Work required:
Wherever the word "Department" appears in a line, extract that line.

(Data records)

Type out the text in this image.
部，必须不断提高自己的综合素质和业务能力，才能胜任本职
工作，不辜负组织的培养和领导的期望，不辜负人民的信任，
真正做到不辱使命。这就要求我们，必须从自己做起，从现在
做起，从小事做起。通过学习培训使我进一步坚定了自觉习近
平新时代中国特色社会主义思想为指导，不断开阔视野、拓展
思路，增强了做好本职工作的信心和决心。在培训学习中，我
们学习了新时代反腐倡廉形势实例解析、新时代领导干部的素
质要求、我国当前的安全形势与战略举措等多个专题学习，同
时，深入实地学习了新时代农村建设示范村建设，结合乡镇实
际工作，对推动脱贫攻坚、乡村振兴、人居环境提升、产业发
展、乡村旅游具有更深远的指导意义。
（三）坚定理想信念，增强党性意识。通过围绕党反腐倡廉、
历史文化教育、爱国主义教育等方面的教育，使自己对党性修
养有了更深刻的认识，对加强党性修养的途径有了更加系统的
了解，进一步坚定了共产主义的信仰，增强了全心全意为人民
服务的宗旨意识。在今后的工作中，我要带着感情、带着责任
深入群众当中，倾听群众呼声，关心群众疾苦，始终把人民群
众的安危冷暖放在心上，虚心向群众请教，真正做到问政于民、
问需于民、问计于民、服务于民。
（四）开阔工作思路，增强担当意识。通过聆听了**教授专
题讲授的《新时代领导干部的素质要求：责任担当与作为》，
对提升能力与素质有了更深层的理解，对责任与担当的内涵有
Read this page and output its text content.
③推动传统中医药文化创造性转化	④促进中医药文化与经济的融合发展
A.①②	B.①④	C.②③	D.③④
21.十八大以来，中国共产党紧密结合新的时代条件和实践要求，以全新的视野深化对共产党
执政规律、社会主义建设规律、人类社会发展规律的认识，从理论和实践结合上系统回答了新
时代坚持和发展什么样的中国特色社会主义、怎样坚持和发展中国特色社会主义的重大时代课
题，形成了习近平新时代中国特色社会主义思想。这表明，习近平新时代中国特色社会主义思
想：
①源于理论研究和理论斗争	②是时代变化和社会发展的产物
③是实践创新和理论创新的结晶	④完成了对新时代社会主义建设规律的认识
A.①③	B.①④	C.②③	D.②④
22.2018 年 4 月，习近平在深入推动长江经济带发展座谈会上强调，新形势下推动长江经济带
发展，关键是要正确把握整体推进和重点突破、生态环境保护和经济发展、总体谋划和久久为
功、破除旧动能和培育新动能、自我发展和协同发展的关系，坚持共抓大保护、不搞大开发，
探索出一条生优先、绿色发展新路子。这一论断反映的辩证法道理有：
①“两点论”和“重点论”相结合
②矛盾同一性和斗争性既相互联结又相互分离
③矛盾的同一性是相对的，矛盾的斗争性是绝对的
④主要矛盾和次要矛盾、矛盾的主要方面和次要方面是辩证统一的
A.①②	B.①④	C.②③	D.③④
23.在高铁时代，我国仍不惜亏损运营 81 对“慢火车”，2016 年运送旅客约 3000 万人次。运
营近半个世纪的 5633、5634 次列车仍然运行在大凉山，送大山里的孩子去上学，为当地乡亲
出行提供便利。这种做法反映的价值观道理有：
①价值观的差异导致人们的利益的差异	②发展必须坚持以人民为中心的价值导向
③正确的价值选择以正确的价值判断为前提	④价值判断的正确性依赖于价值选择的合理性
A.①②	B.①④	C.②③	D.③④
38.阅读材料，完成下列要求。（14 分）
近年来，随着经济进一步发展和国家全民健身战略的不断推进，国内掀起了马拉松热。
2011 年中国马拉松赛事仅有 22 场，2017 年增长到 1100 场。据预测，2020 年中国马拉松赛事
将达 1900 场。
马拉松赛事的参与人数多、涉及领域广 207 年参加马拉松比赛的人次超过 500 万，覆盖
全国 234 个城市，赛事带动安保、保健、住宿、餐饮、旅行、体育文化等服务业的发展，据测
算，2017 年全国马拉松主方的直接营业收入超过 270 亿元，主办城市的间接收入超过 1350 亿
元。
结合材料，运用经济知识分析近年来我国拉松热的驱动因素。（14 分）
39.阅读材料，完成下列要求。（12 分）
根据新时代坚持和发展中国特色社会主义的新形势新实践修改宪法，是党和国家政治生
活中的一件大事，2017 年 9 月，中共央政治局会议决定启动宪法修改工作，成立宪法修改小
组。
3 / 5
==
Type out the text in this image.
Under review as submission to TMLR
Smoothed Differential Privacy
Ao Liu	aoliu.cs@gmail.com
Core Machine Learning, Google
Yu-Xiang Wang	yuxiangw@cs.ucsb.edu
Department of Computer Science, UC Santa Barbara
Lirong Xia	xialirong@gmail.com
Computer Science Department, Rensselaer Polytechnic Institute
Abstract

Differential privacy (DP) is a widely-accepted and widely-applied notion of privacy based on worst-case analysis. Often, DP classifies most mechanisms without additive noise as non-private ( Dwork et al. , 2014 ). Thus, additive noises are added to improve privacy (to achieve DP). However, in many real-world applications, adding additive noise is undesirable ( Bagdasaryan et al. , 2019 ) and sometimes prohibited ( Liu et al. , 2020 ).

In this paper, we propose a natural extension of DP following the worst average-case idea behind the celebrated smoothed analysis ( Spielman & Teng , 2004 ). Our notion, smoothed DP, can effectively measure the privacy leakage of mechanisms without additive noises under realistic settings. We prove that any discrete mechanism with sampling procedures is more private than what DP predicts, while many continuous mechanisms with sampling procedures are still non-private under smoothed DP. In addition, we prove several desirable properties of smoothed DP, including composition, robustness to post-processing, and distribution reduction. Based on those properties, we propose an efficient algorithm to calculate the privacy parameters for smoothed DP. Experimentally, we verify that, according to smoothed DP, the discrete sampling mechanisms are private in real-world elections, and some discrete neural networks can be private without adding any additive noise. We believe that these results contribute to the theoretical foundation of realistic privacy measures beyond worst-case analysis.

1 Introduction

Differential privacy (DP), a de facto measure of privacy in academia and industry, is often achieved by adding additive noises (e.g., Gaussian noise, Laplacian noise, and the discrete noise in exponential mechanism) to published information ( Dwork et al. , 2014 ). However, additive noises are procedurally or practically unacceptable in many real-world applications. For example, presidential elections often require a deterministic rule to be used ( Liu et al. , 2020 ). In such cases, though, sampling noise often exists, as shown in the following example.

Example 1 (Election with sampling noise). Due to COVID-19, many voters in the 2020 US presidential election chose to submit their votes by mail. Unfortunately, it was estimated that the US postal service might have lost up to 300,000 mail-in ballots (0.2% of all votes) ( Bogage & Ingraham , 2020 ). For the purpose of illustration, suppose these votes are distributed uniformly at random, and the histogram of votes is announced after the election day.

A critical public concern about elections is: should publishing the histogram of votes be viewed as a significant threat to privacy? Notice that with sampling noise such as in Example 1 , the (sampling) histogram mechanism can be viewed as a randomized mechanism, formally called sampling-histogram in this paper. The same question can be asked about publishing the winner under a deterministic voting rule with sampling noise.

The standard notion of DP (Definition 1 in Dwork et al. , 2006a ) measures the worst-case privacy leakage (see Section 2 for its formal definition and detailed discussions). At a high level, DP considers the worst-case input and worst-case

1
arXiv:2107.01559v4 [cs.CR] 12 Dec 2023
--
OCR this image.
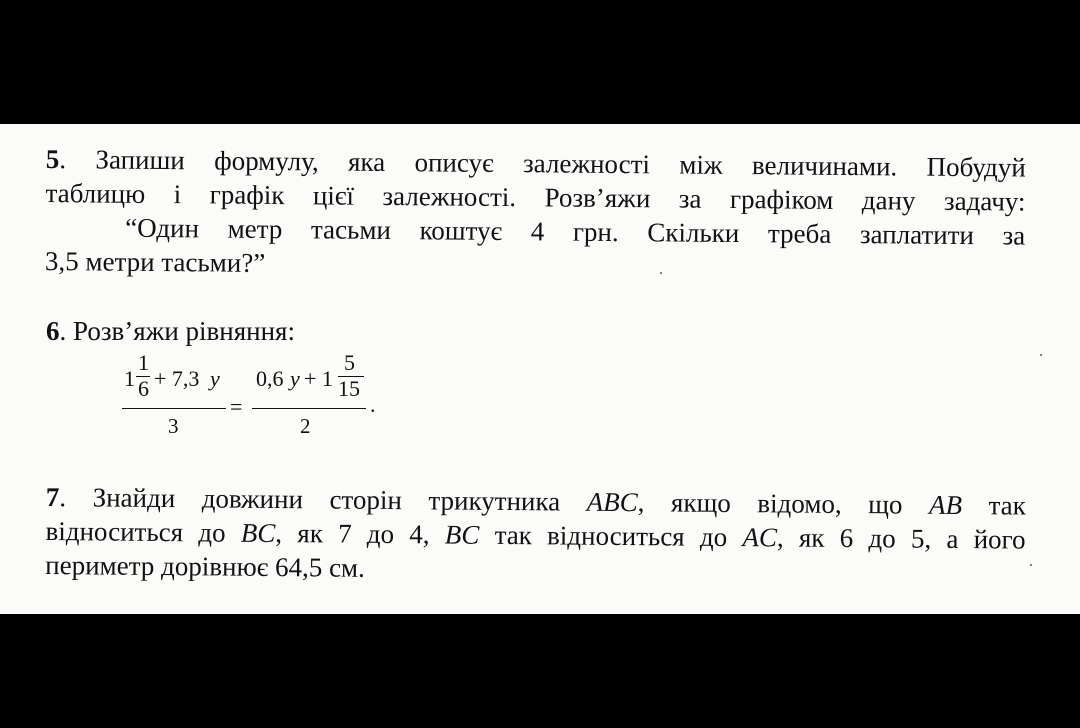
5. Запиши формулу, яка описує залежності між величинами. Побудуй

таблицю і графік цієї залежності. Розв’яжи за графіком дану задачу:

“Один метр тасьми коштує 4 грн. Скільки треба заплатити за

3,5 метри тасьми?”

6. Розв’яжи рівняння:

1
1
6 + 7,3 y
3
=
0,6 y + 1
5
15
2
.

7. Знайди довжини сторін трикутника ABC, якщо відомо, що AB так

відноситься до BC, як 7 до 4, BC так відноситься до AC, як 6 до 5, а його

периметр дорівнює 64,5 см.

The completed task:
Department of Computer Science, UC Santa Barbara
Computer Science Department, Rensselaer Polytechnic Institute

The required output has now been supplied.